RECORD EXCERPTS —

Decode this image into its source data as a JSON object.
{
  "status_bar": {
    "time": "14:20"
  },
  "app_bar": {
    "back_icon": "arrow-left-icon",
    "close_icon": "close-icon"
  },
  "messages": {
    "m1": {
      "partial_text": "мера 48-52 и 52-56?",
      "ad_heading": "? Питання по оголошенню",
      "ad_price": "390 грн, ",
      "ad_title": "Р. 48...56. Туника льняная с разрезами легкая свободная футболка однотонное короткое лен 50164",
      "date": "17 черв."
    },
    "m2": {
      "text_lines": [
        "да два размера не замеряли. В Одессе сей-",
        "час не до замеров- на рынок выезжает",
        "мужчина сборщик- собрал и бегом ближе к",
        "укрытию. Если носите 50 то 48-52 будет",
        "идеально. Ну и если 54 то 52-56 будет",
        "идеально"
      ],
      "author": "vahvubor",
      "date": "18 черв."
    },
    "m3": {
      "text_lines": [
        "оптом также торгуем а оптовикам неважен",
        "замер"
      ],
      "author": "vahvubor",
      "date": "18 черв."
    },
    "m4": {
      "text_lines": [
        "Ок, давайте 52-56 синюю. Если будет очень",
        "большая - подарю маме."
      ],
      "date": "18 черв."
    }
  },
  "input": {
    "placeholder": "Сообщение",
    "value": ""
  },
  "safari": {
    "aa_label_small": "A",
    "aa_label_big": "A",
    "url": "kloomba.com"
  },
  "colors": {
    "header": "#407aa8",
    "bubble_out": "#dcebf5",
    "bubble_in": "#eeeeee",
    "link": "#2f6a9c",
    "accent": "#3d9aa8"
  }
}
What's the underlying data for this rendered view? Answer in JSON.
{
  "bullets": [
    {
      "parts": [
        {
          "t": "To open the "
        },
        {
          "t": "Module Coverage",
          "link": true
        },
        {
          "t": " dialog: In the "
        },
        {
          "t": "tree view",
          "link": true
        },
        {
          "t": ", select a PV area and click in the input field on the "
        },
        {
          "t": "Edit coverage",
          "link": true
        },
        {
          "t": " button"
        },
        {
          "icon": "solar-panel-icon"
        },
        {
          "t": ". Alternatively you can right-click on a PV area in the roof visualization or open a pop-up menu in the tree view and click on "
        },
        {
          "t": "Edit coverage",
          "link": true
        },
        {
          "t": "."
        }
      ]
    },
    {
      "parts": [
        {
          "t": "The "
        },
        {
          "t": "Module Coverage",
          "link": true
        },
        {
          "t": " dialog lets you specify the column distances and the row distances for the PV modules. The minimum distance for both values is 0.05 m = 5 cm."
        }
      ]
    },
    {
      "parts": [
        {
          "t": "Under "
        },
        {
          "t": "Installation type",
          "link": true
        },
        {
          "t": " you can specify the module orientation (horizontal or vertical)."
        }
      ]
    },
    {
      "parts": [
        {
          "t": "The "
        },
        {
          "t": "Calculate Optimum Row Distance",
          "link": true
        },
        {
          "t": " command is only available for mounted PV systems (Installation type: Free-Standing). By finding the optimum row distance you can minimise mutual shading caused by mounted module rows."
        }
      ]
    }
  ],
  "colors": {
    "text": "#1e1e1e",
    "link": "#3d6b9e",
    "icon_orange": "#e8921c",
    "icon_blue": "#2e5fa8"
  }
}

SET TASK — Where a line holds "идеально", copy that line.

TASK SOLUTION —
        "идеально. Ну и если 54 то 52-56 будет",
        "идеально"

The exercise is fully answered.